(Collected data entries)
____

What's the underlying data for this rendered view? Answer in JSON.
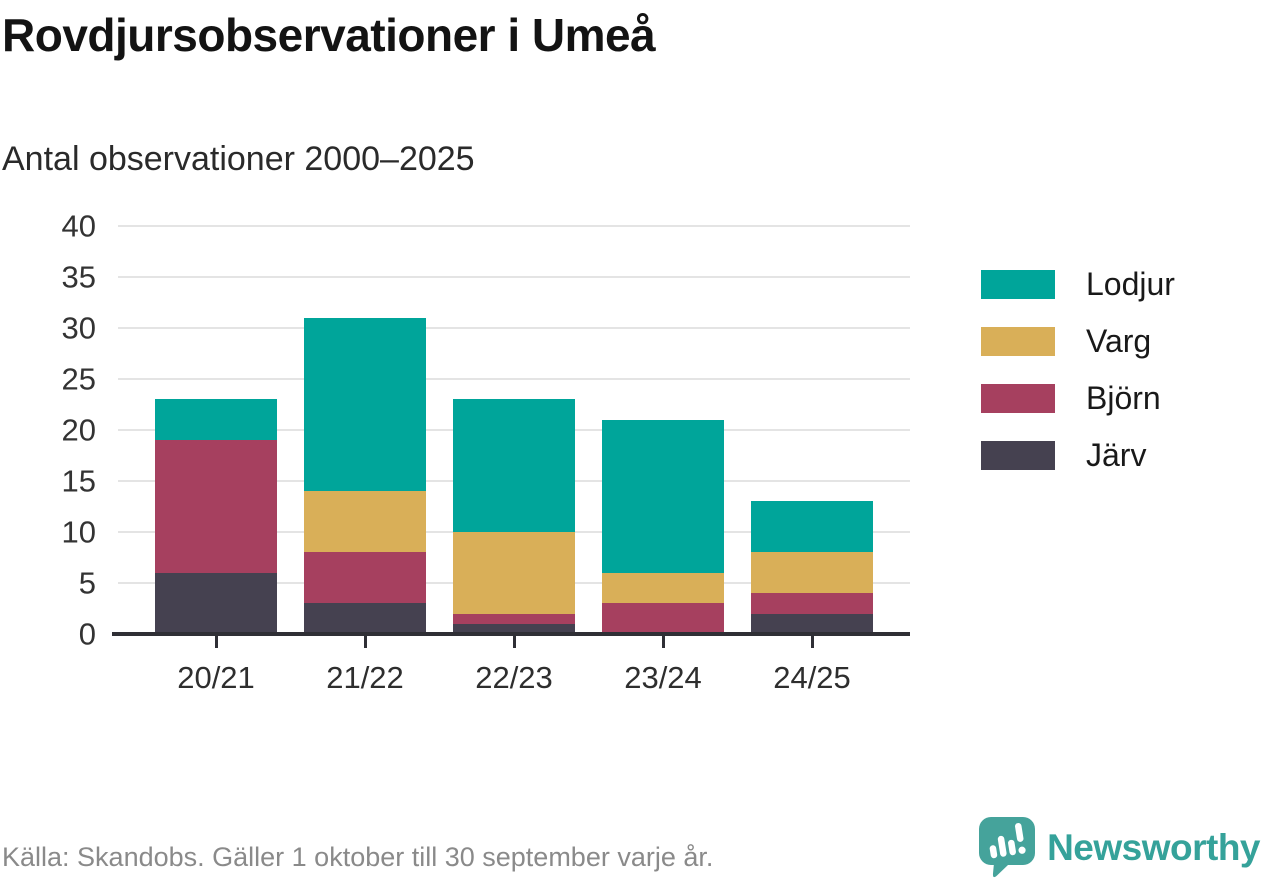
{
  "header": {
    "title": "Rovdjursobservationer i Umeå",
    "subtitle": "Antal observationer 2000–2025"
  },
  "chart_data": {
    "type": "bar",
    "stacked": true,
    "title": "Rovdjursobservationer i Umeå",
    "subtitle": "Antal observationer 2000–2025",
    "categories": [
      "20/21",
      "21/22",
      "22/23",
      "23/24",
      "24/25"
    ],
    "series": [
      {
        "name": "Järv",
        "color": "#454150",
        "values": [
          6,
          3,
          1,
          0,
          2
        ]
      },
      {
        "name": "Björn",
        "color": "#a6405f",
        "values": [
          13,
          5,
          1,
          3,
          2
        ]
      },
      {
        "name": "Varg",
        "color": "#d9af58",
        "values": [
          0,
          6,
          8,
          3,
          4
        ]
      },
      {
        "name": "Lodjur",
        "color": "#00a59a",
        "values": [
          4,
          17,
          13,
          15,
          5
        ]
      }
    ],
    "totals": [
      23,
      31,
      23,
      21,
      13
    ],
    "xlabel": "",
    "ylabel": "",
    "ylim": [
      0,
      40
    ],
    "yticks": [
      0,
      5,
      10,
      15,
      20,
      25,
      30,
      35,
      40
    ],
    "grid": true,
    "legend": [
      "Lodjur",
      "Varg",
      "Björn",
      "Järv"
    ],
    "legend_position": "right"
  },
  "footer": {
    "source": "Källa: Skandobs. Gäller 1 oktober till 30 september varje år.",
    "brand": "Newsworthy"
  },
  "colors": {
    "lodjur": "#00a59a",
    "varg": "#d9af58",
    "bjorn": "#a6405f",
    "jarv": "#454150",
    "axis": "#2f2f35",
    "gridline": "#e4e4e4",
    "brand_teal": "#45a39b",
    "footer_gray": "#8a8a8a"
  }
}
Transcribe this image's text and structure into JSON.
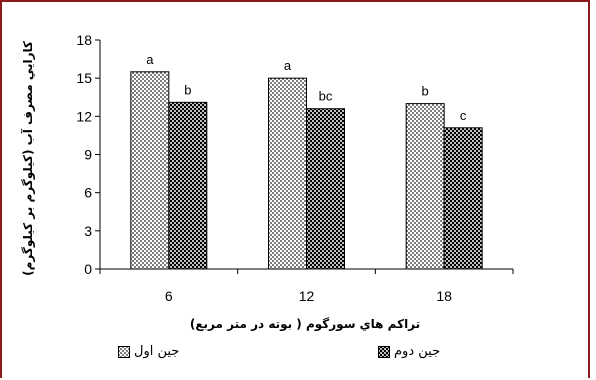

____

__Do this__
Scan the material and collect every line that contains "name".

__Task answer__
        "name": "Järv",
        "name": "Björn",
        "name": "Varg",
        "name": "Lodjur",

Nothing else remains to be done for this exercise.